Records that describe figures
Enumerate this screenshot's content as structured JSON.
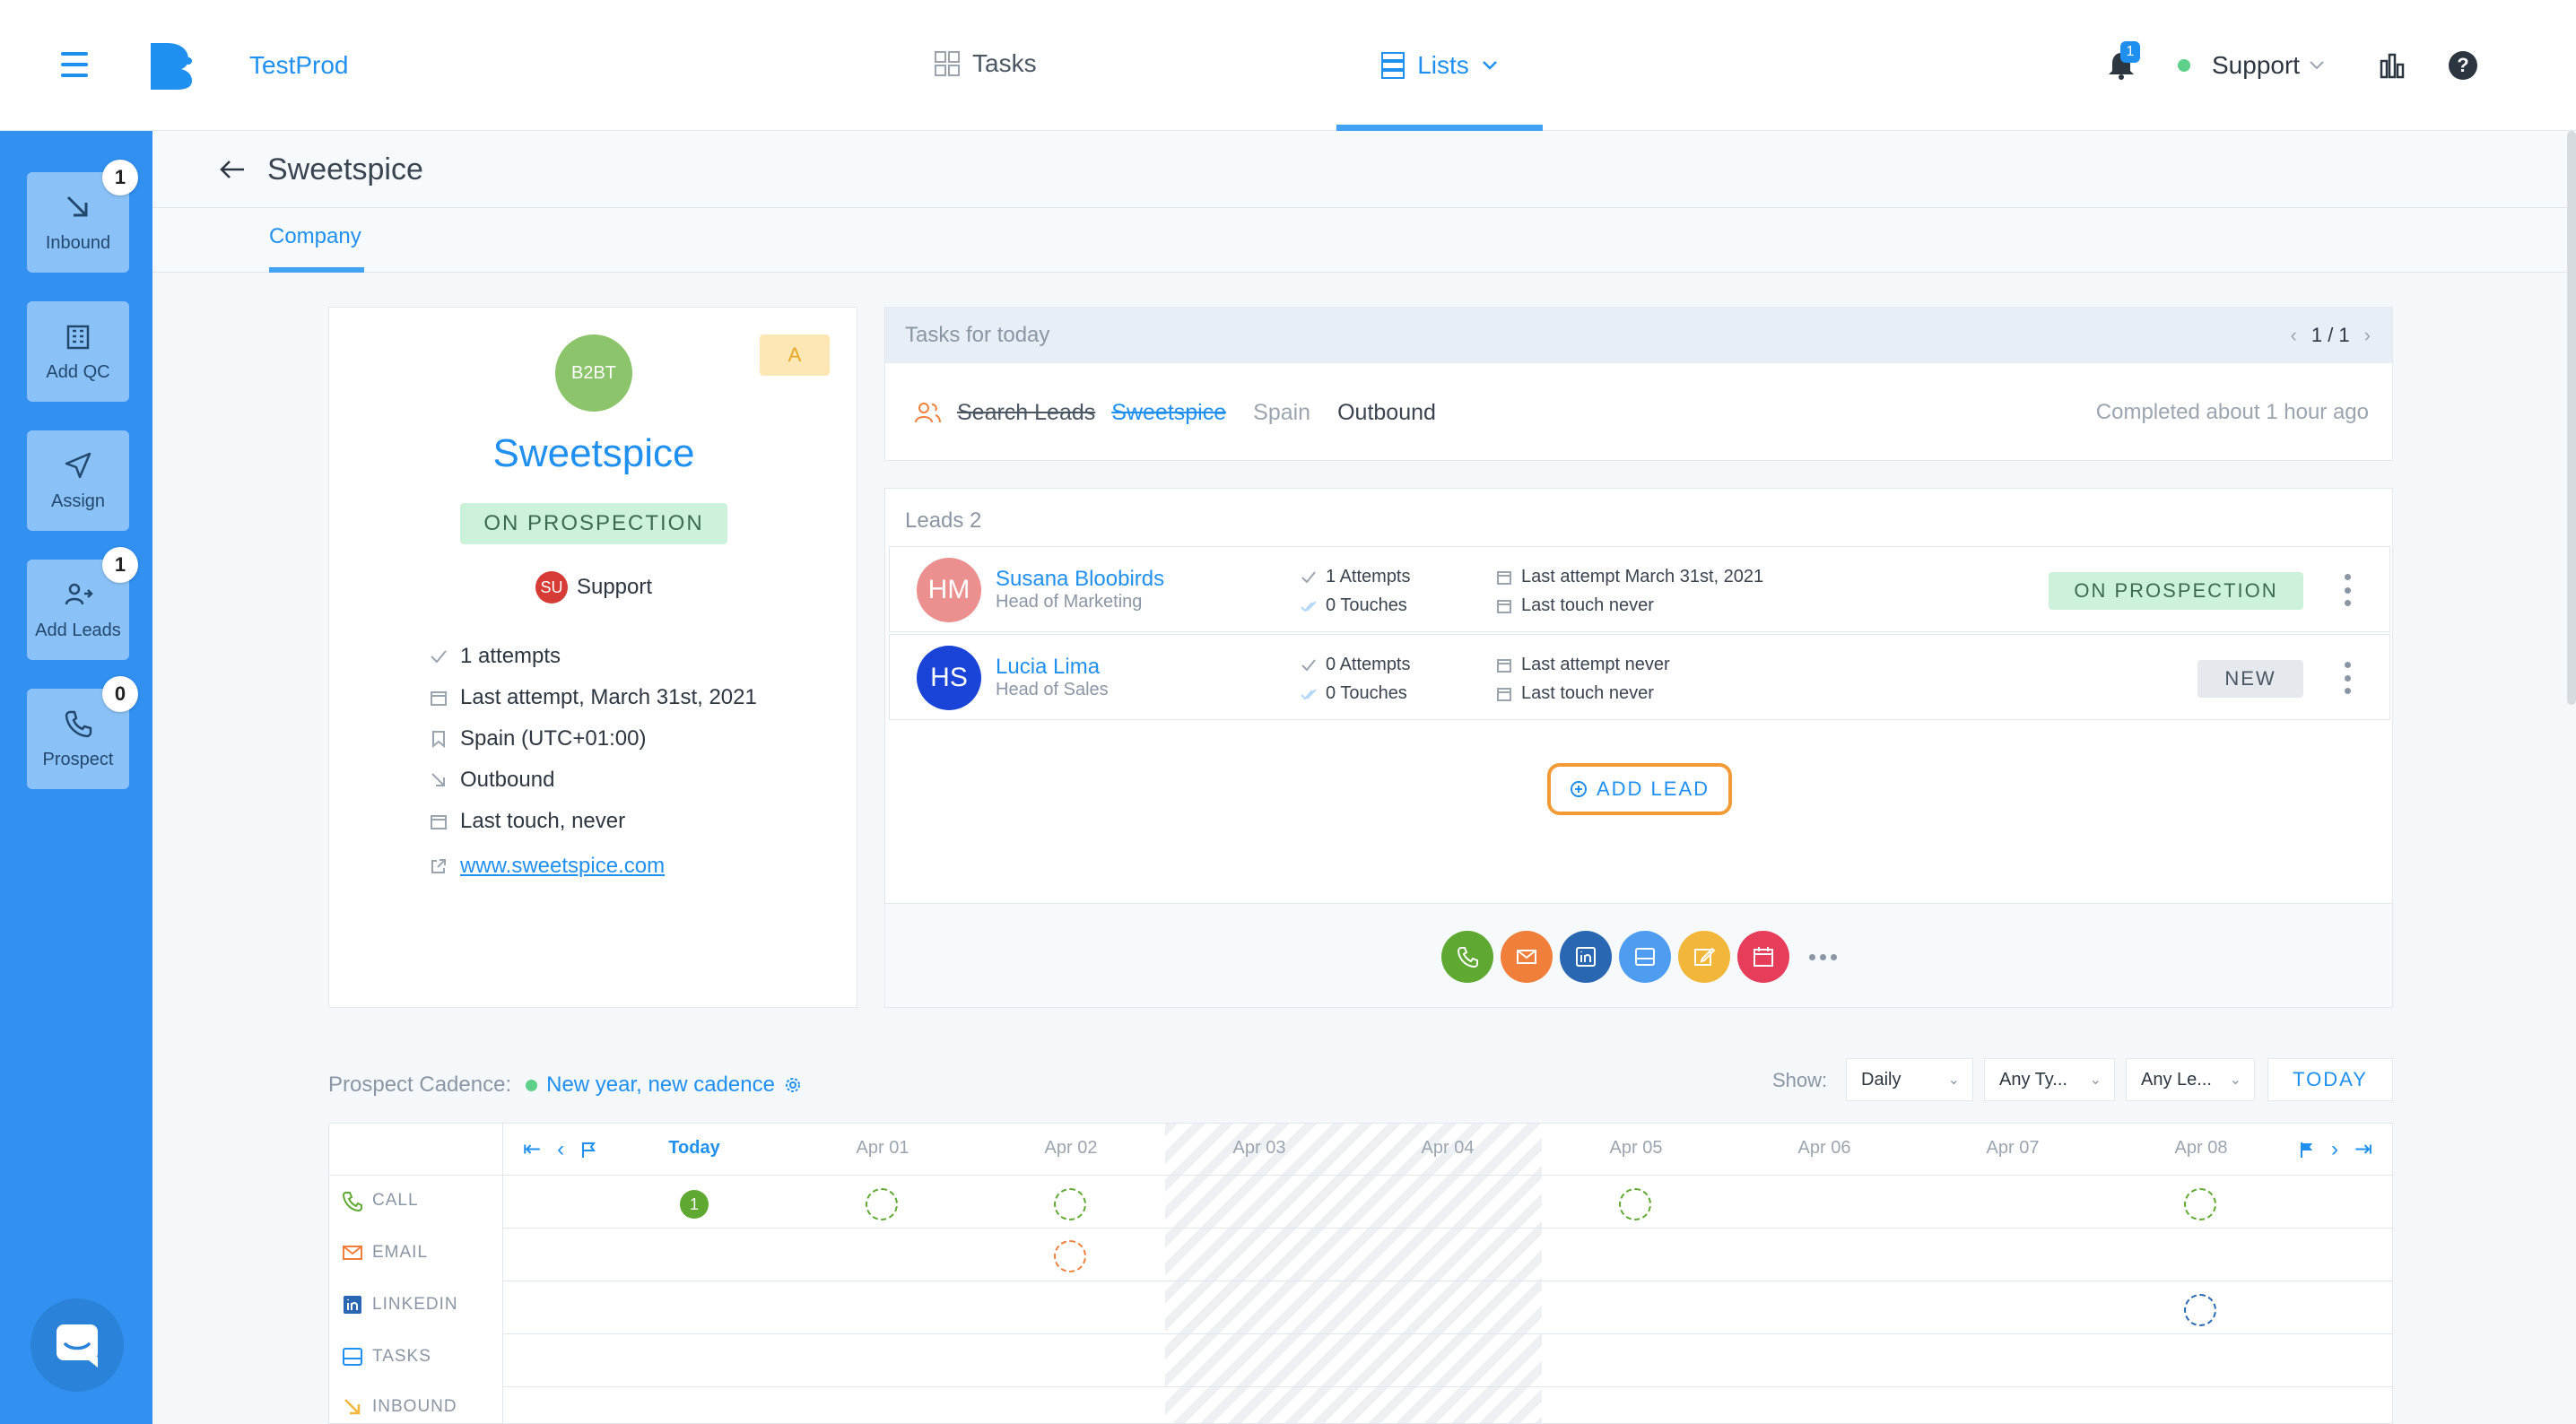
{
  "app": {
    "name": "TestProd",
    "nav": {
      "tasks_label": "Tasks",
      "lists_label": "Lists"
    },
    "notifications_count": "1",
    "user_label": "Support"
  },
  "sidebar": {
    "items": [
      {
        "label": "Inbound",
        "badge": "1",
        "icon": "arrow-down-right-icon"
      },
      {
        "label": "Add QC",
        "badge": "",
        "icon": "building-icon"
      },
      {
        "label": "Assign",
        "badge": "",
        "icon": "send-icon"
      },
      {
        "label": "Add Leads",
        "badge": "1",
        "icon": "user-add-icon"
      },
      {
        "label": "Prospect",
        "badge": "0",
        "icon": "phone-icon"
      }
    ]
  },
  "page": {
    "title": "Sweetspice",
    "tab_company": "Company"
  },
  "company": {
    "avatar_text": "B2BT",
    "grade": "A",
    "name": "Sweetspice",
    "status": "ON PROSPECTION",
    "owner_initials": "SU",
    "owner_name": "Support",
    "info": {
      "attempts": "1 attempts",
      "last_attempt": "Last attempt, March 31st, 2021",
      "country": "Spain (UTC+01:00)",
      "direction": "Outbound",
      "last_touch": "Last touch, never",
      "website": "www.sweetspice.com"
    }
  },
  "tasks_today": {
    "title": "Tasks for today",
    "pager": "1 / 1",
    "task": {
      "name": "Search Leads",
      "company": "Sweetspice",
      "country": "Spain",
      "type": "Outbound",
      "completed": "Completed about 1 hour ago"
    }
  },
  "leads": {
    "title": "Leads 2",
    "rows": [
      {
        "initials": "HM",
        "avatar_color": "#ec8f8f",
        "name": "Susana Bloobirds",
        "title": "Head of Marketing",
        "attempts": "1 Attempts",
        "touches": "0 Touches",
        "last_attempt": "Last attempt March 31st, 2021",
        "last_touch": "Last touch never",
        "status": "ON PROSPECTION"
      },
      {
        "initials": "HS",
        "avatar_color": "#1a44d8",
        "name": "Lucia Lima",
        "title": "Head of Sales",
        "attempts": "0 Attempts",
        "touches": "0 Touches",
        "last_attempt": "Last attempt never",
        "last_touch": "Last touch never",
        "status": "NEW"
      }
    ],
    "add_lead_label": "ADD LEAD",
    "actions": [
      {
        "name": "call-action",
        "icon": "phone-icon",
        "color": "#5fa832"
      },
      {
        "name": "email-action",
        "icon": "mail-icon",
        "color": "#f07f3c"
      },
      {
        "name": "linkedin-action",
        "icon": "linkedin-icon",
        "color": "#2a67b3"
      },
      {
        "name": "task-action",
        "icon": "window-icon",
        "color": "#4f9df0"
      },
      {
        "name": "note-action",
        "icon": "edit-icon",
        "color": "#f2b63a"
      },
      {
        "name": "meeting-action",
        "icon": "calendar-icon",
        "color": "#e63d5a"
      }
    ]
  },
  "cadence": {
    "label": "Prospect Cadence:",
    "name": "New year, new cadence",
    "show_label": "Show:",
    "filter_period": "Daily",
    "filter_type": "Any Ty...",
    "filter_lead": "Any Le...",
    "today_label": "TODAY",
    "days": [
      "Today",
      "Apr 01",
      "Apr 02",
      "Apr 03",
      "Apr 04",
      "Apr 05",
      "Apr 06",
      "Apr 07",
      "Apr 08"
    ],
    "rows": [
      "CALL",
      "EMAIL",
      "LINKEDIN",
      "TASKS",
      "INBOUND"
    ],
    "today_call_count": "1"
  },
  "colors": {
    "brand": "#1f8ff0",
    "sidebar": "#3190f0",
    "success": "#5fd08a",
    "add_lead_border": "#f29a36"
  }
}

→ PROBLEM STATEMENT
Repeat the material exactly as it reads, without any of its pictures.

→ TASK RESPONSE
Enumerate this screenshot's content as structured JSON.
{
  "app": {
    "name": "TestProd",
    "nav": {
      "tasks_label": "Tasks",
      "lists_label": "Lists"
    },
    "notifications_count": "1",
    "user_label": "Support"
  },
  "sidebar": {
    "items": [
      {
        "label": "Inbound",
        "badge": "1",
        "icon": "arrow-down-right-icon"
      },
      {
        "label": "Add QC",
        "badge": "",
        "icon": "building-icon"
      },
      {
        "label": "Assign",
        "badge": "",
        "icon": "send-icon"
      },
      {
        "label": "Add Leads",
        "badge": "1",
        "icon": "user-add-icon"
      },
      {
        "label": "Prospect",
        "badge": "0",
        "icon": "phone-icon"
      }
    ]
  },
  "page": {
    "title": "Sweetspice",
    "tab_company": "Company"
  },
  "company": {
    "avatar_text": "B2BT",
    "grade": "A",
    "name": "Sweetspice",
    "status": "ON PROSPECTION",
    "owner_initials": "SU",
    "owner_name": "Support",
    "info": {
      "attempts": "1 attempts",
      "last_attempt": "Last attempt, March 31st, 2021",
      "country": "Spain (UTC+01:00)",
      "direction": "Outbound",
      "last_touch": "Last touch, never",
      "website": "www.sweetspice.com"
    }
  },
  "tasks_today": {
    "title": "Tasks for today",
    "pager": "1 / 1",
    "task": {
      "name": "Search Leads",
      "company": "Sweetspice",
      "country": "Spain",
      "type": "Outbound",
      "completed": "Completed about 1 hour ago"
    }
  },
  "leads": {
    "title": "Leads 2",
    "rows": [
      {
        "initials": "HM",
        "avatar_color": "#ec8f8f",
        "name": "Susana Bloobirds",
        "title": "Head of Marketing",
        "attempts": "1 Attempts",
        "touches": "0 Touches",
        "last_attempt": "Last attempt March 31st, 2021",
        "last_touch": "Last touch never",
        "status": "ON PROSPECTION"
      },
      {
        "initials": "HS",
        "avatar_color": "#1a44d8",
        "name": "Lucia Lima",
        "title": "Head of Sales",
        "attempts": "0 Attempts",
        "touches": "0 Touches",
        "last_attempt": "Last attempt never",
        "last_touch": "Last touch never",
        "status": "NEW"
      }
    ],
    "add_lead_label": "ADD LEAD",
    "actions": [
      {
        "name": "call-action",
        "icon": "phone-icon",
        "color": "#5fa832"
      },
      {
        "name": "email-action",
        "icon": "mail-icon",
        "color": "#f07f3c"
      },
      {
        "name": "linkedin-action",
        "icon": "linkedin-icon",
        "color": "#2a67b3"
      },
      {
        "name": "task-action",
        "icon": "window-icon",
        "color": "#4f9df0"
      },
      {
        "name": "note-action",
        "icon": "edit-icon",
        "color": "#f2b63a"
      },
      {
        "name": "meeting-action",
        "icon": "calendar-icon",
        "color": "#e63d5a"
      }
    ]
  },
  "cadence": {
    "label": "Prospect Cadence:",
    "name": "New year, new cadence",
    "show_label": "Show:",
    "filter_period": "Daily",
    "filter_type": "Any Ty...",
    "filter_lead": "Any Le...",
    "today_label": "TODAY",
    "days": [
      "Today",
      "Apr 01",
      "Apr 02",
      "Apr 03",
      "Apr 04",
      "Apr 05",
      "Apr 06",
      "Apr 07",
      "Apr 08"
    ],
    "rows": [
      "CALL",
      "EMAIL",
      "LINKEDIN",
      "TASKS",
      "INBOUND"
    ],
    "today_call_count": "1"
  },
  "colors": {
    "brand": "#1f8ff0",
    "sidebar": "#3190f0",
    "success": "#5fd08a",
    "add_lead_border": "#f29a36"
  }
}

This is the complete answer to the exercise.